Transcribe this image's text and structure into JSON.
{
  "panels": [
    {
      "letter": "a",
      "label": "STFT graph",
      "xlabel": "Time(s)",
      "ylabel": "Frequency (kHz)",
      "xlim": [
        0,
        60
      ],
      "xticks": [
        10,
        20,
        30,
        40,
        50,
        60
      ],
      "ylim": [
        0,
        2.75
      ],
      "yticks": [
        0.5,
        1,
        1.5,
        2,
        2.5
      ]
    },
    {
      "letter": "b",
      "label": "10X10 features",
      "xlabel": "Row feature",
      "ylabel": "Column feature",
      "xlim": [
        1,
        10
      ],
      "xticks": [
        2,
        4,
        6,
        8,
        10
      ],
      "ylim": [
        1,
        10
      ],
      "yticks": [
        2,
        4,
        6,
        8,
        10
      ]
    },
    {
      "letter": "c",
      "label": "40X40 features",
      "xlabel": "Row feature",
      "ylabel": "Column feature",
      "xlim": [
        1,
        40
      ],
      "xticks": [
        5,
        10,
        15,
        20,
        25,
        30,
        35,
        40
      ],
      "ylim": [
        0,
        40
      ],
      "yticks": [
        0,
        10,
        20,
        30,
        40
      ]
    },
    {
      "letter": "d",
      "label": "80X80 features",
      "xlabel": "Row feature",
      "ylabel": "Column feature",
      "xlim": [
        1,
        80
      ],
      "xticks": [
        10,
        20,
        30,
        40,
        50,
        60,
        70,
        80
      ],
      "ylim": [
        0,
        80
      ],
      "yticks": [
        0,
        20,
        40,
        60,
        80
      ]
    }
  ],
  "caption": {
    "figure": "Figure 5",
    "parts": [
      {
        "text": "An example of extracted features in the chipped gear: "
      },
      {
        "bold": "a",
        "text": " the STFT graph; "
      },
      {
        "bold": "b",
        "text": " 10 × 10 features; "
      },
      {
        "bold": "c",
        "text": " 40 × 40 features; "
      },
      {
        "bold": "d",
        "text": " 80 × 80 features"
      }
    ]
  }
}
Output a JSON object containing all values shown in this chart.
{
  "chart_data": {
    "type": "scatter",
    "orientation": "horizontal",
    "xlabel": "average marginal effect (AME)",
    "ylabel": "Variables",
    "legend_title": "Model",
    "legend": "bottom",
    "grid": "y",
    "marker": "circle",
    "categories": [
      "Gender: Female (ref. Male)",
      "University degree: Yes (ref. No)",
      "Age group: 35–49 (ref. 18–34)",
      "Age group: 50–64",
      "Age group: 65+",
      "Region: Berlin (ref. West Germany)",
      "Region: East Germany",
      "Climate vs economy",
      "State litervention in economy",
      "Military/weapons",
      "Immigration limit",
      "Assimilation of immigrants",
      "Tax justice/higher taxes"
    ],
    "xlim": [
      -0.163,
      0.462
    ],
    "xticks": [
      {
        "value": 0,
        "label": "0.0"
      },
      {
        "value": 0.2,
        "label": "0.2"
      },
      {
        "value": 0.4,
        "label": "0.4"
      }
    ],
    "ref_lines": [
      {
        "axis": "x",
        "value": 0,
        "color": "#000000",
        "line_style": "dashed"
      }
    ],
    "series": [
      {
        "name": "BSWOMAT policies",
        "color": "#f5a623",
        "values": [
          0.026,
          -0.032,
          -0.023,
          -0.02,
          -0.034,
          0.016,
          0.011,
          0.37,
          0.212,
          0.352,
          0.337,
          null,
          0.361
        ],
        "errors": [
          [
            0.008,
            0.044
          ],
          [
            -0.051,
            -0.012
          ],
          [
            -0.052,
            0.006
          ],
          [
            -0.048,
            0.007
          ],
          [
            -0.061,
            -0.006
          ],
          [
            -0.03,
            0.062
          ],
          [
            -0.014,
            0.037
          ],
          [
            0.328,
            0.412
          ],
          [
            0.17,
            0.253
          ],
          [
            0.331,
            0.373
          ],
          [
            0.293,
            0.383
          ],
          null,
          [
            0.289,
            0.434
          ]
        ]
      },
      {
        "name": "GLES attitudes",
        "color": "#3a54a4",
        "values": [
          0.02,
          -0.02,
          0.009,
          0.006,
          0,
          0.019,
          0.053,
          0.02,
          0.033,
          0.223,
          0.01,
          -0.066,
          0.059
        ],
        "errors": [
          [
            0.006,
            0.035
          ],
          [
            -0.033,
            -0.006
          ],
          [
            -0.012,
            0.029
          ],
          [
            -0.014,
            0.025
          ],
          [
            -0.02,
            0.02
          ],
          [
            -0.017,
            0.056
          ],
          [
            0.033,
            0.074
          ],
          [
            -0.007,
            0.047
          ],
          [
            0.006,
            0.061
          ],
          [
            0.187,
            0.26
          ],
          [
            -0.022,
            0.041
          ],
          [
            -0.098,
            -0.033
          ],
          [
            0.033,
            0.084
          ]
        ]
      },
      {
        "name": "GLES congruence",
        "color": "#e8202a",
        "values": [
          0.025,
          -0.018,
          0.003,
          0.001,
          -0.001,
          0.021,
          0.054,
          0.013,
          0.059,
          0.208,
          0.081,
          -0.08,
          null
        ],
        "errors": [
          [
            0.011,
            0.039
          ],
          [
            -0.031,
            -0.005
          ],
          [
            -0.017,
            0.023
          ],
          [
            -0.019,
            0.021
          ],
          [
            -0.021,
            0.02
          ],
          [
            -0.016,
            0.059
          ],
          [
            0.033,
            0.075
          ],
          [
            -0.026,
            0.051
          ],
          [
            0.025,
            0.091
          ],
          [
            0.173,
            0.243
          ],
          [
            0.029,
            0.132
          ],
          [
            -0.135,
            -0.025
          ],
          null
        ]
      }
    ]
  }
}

⁂

Return each line of the records above exactly as it reads.

Transcribe this image's text and structure into JSON.
{
  "panels": [
    {
      "letter": "a",
      "label": "STFT graph",
      "xlabel": "Time(s)",
      "ylabel": "Frequency (kHz)",
      "xlim": [
        0,
        60
      ],
      "xticks": [
        10,
        20,
        30,
        40,
        50,
        60
      ],
      "ylim": [
        0,
        2.75
      ],
      "yticks": [
        0.5,
        1,
        1.5,
        2,
        2.5
      ]
    },
    {
      "letter": "b",
      "label": "10X10 features",
      "xlabel": "Row feature",
      "ylabel": "Column feature",
      "xlim": [
        1,
        10
      ],
      "xticks": [
        2,
        4,
        6,
        8,
        10
      ],
      "ylim": [
        1,
        10
      ],
      "yticks": [
        2,
        4,
        6,
        8,
        10
      ]
    },
    {
      "letter": "c",
      "label": "40X40 features",
      "xlabel": "Row feature",
      "ylabel": "Column feature",
      "xlim": [
        1,
        40
      ],
      "xticks": [
        5,
        10,
        15,
        20,
        25,
        30,
        35,
        40
      ],
      "ylim": [
        0,
        40
      ],
      "yticks": [
        0,
        10,
        20,
        30,
        40
      ]
    },
    {
      "letter": "d",
      "label": "80X80 features",
      "xlabel": "Row feature",
      "ylabel": "Column feature",
      "xlim": [
        1,
        80
      ],
      "xticks": [
        10,
        20,
        30,
        40,
        50,
        60,
        70,
        80
      ],
      "ylim": [
        0,
        80
      ],
      "yticks": [
        0,
        20,
        40,
        60,
        80
      ]
    }
  ],
  "caption": {
    "figure": "Figure 5",
    "parts": [
      {
        "text": "An example of extracted features in the chipped gear: "
      },
      {
        "bold": "a",
        "text": " the STFT graph; "
      },
      {
        "bold": "b",
        "text": " 10 × 10 features; "
      },
      {
        "bold": "c",
        "text": " 40 × 40 features; "
      },
      {
        "bold": "d",
        "text": " 80 × 80 features"
      }
    ]
  }
}
Output a JSON object containing all values shown in this chart.
{
  "chart_data": {
    "type": "scatter",
    "orientation": "horizontal",
    "xlabel": "average marginal effect (AME)",
    "ylabel": "Variables",
    "legend_title": "Model",
    "legend": "bottom",
    "grid": "y",
    "marker": "circle",
    "categories": [
      "Gender: Female (ref. Male)",
      "University degree: Yes (ref. No)",
      "Age group: 35–49 (ref. 18–34)",
      "Age group: 50–64",
      "Age group: 65+",
      "Region: Berlin (ref. West Germany)",
      "Region: East Germany",
      "Climate vs economy",
      "State litervention in economy",
      "Military/weapons",
      "Immigration limit",
      "Assimilation of immigrants",
      "Tax justice/higher taxes"
    ],
    "xlim": [
      -0.163,
      0.462
    ],
    "xticks": [
      {
        "value": 0,
        "label": "0.0"
      },
      {
        "value": 0.2,
        "label": "0.2"
      },
      {
        "value": 0.4,
        "label": "0.4"
      }
    ],
    "ref_lines": [
      {
        "axis": "x",
        "value": 0,
        "color": "#000000",
        "line_style": "dashed"
      }
    ],
    "series": [
      {
        "name": "BSWOMAT policies",
        "color": "#f5a623",
        "values": [
          0.026,
          -0.032,
          -0.023,
          -0.02,
          -0.034,
          0.016,
          0.011,
          0.37,
          0.212,
          0.352,
          0.337,
          null,
          0.361
        ],
        "errors": [
          [
            0.008,
            0.044
          ],
          [
            -0.051,
            -0.012
          ],
          [
            -0.052,
            0.006
          ],
          [
            -0.048,
            0.007
          ],
          [
            -0.061,
            -0.006
          ],
          [
            -0.03,
            0.062
          ],
          [
            -0.014,
            0.037
          ],
          [
            0.328,
            0.412
          ],
          [
            0.17,
            0.253
          ],
          [
            0.331,
            0.373
          ],
          [
            0.293,
            0.383
          ],
          null,
          [
            0.289,
            0.434
          ]
        ]
      },
      {
        "name": "GLES attitudes",
        "color": "#3a54a4",
        "values": [
          0.02,
          -0.02,
          0.009,
          0.006,
          0,
          0.019,
          0.053,
          0.02,
          0.033,
          0.223,
          0.01,
          -0.066,
          0.059
        ],
        "errors": [
          [
            0.006,
            0.035
          ],
          [
            -0.033,
            -0.006
          ],
          [
            -0.012,
            0.029
          ],
          [
            -0.014,
            0.025
          ],
          [
            -0.02,
            0.02
          ],
          [
            -0.017,
            0.056
          ],
          [
            0.033,
            0.074
          ],
          [
            -0.007,
            0.047
          ],
          [
            0.006,
            0.061
          ],
          [
            0.187,
            0.26
          ],
          [
            -0.022,
            0.041
          ],
          [
            -0.098,
            -0.033
          ],
          [
            0.033,
            0.084
          ]
        ]
      },
      {
        "name": "GLES congruence",
        "color": "#e8202a",
        "values": [
          0.025,
          -0.018,
          0.003,
          0.001,
          -0.001,
          0.021,
          0.054,
          0.013,
          0.059,
          0.208,
          0.081,
          -0.08,
          null
        ],
        "errors": [
          [
            0.011,
            0.039
          ],
          [
            -0.031,
            -0.005
          ],
          [
            -0.017,
            0.023
          ],
          [
            -0.019,
            0.021
          ],
          [
            -0.021,
            0.02
          ],
          [
            -0.016,
            0.059
          ],
          [
            0.033,
            0.075
          ],
          [
            -0.026,
            0.051
          ],
          [
            0.025,
            0.091
          ],
          [
            0.173,
            0.243
          ],
          [
            0.029,
            0.132
          ],
          [
            -0.135,
            -0.025
          ],
          null
        ]
      }
    ]
  }
}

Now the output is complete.